- _AVAILABLE DATA_
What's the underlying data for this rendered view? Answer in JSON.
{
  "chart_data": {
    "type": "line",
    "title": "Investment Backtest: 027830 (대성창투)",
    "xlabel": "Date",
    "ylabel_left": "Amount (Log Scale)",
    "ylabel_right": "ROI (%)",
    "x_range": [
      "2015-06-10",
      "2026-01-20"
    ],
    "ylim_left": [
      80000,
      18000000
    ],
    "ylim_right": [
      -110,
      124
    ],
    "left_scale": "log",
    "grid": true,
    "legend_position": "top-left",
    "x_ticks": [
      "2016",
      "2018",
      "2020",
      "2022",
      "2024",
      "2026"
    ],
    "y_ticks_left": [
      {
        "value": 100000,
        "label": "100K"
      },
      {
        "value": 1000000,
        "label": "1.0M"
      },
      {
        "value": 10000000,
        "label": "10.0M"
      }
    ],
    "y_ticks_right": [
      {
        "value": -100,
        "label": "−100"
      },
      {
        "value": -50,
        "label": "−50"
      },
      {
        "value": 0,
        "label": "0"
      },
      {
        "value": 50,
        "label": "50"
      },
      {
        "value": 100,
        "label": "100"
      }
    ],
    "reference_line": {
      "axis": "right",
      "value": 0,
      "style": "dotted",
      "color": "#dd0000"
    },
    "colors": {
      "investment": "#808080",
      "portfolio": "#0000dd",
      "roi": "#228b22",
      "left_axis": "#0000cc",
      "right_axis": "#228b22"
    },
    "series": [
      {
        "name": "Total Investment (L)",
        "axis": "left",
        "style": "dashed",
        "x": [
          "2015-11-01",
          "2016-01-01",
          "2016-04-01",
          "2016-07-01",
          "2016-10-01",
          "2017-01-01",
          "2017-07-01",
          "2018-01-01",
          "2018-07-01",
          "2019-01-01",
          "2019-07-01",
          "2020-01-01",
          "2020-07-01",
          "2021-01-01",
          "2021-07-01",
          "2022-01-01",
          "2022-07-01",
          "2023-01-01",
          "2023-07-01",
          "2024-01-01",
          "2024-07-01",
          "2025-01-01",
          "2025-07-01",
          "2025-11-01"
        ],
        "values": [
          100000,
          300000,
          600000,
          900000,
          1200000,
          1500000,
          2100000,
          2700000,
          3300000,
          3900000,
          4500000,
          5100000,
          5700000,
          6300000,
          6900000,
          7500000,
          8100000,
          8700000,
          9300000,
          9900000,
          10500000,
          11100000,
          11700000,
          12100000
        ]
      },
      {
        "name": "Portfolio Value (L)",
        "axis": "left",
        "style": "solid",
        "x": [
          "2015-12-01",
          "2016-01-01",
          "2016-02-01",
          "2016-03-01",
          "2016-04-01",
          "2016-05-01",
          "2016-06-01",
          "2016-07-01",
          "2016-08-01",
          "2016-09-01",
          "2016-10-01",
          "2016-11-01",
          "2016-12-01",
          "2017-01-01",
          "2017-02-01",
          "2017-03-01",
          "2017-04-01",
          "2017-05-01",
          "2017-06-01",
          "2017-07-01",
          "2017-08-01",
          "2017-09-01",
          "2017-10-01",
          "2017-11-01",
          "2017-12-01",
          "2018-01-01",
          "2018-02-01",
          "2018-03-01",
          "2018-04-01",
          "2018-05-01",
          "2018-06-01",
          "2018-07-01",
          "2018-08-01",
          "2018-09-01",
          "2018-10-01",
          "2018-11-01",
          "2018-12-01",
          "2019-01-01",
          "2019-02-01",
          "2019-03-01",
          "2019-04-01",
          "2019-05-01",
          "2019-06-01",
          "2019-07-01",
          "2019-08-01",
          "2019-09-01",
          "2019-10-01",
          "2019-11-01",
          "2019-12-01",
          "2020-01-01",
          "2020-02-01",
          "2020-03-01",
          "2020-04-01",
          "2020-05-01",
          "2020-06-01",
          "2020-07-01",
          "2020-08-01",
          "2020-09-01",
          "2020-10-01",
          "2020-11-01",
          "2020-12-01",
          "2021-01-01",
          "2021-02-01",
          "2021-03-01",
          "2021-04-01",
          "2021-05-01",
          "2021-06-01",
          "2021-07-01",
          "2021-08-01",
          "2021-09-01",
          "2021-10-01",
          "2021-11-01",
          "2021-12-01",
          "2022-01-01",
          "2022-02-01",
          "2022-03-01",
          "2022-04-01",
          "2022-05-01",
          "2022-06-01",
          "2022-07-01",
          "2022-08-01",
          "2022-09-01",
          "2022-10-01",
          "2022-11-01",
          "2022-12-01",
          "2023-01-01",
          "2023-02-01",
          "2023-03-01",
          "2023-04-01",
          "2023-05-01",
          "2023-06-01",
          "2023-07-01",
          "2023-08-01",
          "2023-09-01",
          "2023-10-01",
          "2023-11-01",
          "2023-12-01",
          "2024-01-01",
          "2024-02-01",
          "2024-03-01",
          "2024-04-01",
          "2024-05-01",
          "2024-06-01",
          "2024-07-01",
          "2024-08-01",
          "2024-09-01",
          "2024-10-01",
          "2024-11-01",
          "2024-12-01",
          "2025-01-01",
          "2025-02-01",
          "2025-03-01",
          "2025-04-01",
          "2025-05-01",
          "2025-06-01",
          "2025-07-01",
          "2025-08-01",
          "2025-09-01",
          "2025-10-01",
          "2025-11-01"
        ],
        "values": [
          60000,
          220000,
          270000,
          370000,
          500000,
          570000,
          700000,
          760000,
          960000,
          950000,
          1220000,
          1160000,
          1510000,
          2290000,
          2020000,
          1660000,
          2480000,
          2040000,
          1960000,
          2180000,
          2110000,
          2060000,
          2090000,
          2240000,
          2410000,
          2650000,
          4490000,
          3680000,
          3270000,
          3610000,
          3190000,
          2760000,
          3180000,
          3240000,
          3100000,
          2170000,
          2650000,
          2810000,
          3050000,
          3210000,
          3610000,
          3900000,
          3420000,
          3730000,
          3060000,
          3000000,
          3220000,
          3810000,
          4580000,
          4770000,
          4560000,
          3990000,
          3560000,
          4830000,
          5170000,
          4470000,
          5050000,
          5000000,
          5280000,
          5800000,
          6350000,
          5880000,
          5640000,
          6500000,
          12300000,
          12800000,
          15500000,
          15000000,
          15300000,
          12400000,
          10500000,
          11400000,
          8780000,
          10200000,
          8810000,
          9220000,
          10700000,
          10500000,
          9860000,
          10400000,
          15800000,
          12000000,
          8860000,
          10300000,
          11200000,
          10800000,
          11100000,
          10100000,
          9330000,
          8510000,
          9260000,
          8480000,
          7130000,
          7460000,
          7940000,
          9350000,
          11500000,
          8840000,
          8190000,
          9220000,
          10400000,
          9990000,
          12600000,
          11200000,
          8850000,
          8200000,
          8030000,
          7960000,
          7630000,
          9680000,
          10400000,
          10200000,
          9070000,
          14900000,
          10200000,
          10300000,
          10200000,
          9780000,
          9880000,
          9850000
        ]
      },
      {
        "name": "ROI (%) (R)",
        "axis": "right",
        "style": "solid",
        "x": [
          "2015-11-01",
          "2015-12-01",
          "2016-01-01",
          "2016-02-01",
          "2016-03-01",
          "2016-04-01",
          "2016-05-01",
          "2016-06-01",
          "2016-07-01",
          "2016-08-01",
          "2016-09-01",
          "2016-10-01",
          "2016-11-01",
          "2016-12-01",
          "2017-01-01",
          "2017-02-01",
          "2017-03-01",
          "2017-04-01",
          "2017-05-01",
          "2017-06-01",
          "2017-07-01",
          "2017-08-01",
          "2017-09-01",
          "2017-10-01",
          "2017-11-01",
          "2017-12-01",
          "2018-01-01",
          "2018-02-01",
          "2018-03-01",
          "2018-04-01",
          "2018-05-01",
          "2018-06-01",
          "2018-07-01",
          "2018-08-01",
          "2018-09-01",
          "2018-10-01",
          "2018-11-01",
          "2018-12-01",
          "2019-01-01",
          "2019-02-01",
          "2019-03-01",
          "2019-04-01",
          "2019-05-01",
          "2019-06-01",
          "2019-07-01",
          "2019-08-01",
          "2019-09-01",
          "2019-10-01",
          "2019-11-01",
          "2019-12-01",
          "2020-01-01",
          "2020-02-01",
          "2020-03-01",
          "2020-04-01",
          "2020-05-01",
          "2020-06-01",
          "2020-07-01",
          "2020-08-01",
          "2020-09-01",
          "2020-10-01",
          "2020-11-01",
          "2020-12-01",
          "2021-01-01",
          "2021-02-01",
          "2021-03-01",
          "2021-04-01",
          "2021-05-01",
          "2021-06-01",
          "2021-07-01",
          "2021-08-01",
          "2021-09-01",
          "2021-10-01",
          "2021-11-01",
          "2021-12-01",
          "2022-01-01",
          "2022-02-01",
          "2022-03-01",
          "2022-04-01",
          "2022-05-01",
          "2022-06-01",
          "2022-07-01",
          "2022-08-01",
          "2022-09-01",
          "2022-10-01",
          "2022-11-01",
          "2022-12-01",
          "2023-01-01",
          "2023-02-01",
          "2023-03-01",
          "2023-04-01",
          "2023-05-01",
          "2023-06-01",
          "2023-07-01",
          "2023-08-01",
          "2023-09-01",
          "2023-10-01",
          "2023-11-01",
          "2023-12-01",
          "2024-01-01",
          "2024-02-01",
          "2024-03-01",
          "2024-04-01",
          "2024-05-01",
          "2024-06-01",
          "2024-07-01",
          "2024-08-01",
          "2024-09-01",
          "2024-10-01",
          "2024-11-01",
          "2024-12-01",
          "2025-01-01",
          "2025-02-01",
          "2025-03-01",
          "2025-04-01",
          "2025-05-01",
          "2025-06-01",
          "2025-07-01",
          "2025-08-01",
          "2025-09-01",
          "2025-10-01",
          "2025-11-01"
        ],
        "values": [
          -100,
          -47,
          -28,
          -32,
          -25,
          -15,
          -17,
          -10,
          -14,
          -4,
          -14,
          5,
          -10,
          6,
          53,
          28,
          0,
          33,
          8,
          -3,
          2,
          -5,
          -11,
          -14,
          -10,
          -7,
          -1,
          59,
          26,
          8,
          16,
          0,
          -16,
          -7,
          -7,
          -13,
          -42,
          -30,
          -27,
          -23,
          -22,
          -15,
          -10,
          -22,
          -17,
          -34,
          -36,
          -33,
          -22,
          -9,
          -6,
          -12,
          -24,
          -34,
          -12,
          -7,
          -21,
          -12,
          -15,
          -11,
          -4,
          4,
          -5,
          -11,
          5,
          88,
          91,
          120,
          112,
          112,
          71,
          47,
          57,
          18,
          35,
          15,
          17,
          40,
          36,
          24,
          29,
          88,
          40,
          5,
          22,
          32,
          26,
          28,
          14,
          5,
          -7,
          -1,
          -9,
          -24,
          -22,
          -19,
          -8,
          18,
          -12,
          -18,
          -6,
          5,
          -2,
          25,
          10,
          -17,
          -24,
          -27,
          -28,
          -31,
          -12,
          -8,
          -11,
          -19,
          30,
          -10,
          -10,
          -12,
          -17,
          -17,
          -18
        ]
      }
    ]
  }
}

- _WORK TO COMPLETE_
Search the entries for the word "name" and copy every line that has it.

- _WRITTEN SOLUTION_
        "name": "Total Investment (L)",
        "name": "Portfolio Value (L)",
        "name": "ROI (%) (R)",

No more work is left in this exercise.